= Directive =
Images embedded in the records are excluded; print everything else exactly as given.

= The data =
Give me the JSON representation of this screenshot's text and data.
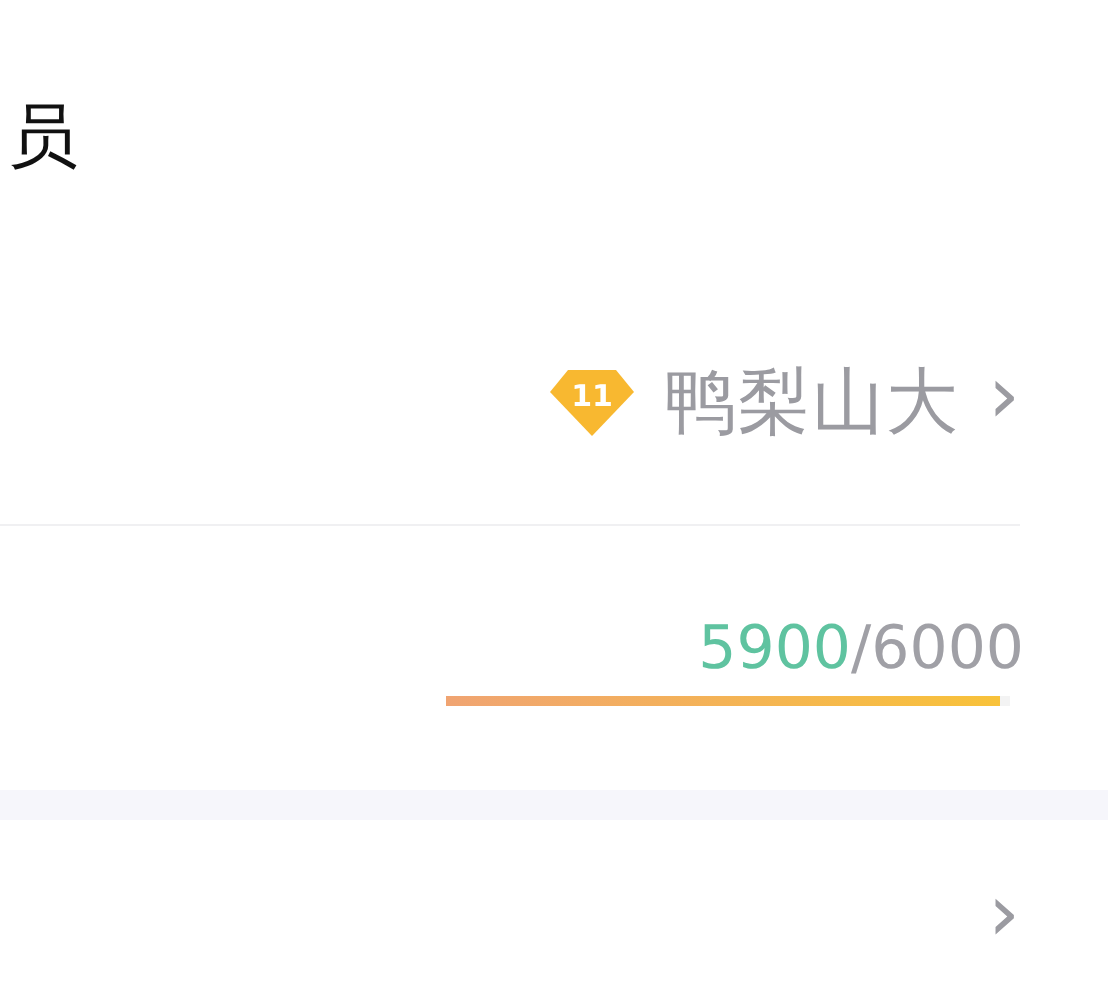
{
  "header": {
    "title": "员"
  },
  "member_row": {
    "badge": "11",
    "name": "鸭梨山大",
    "chevron": "›"
  },
  "progress_row": {
    "current": "5900",
    "separator": "/",
    "total": "6000",
    "level": 0.983
  },
  "next_row": {
    "chevron": "›"
  }
}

= Solution to this exercise =
Give me the JSON representation of this screenshot's text and data.
{
  "header": {
    "title": "员"
  },
  "member_row": {
    "badge": "11",
    "name": "鸭梨山大",
    "chevron": "›"
  },
  "progress_row": {
    "current": "5900",
    "separator": "/",
    "total": "6000",
    "level": 0.983
  },
  "next_row": {
    "chevron": "›"
  }
}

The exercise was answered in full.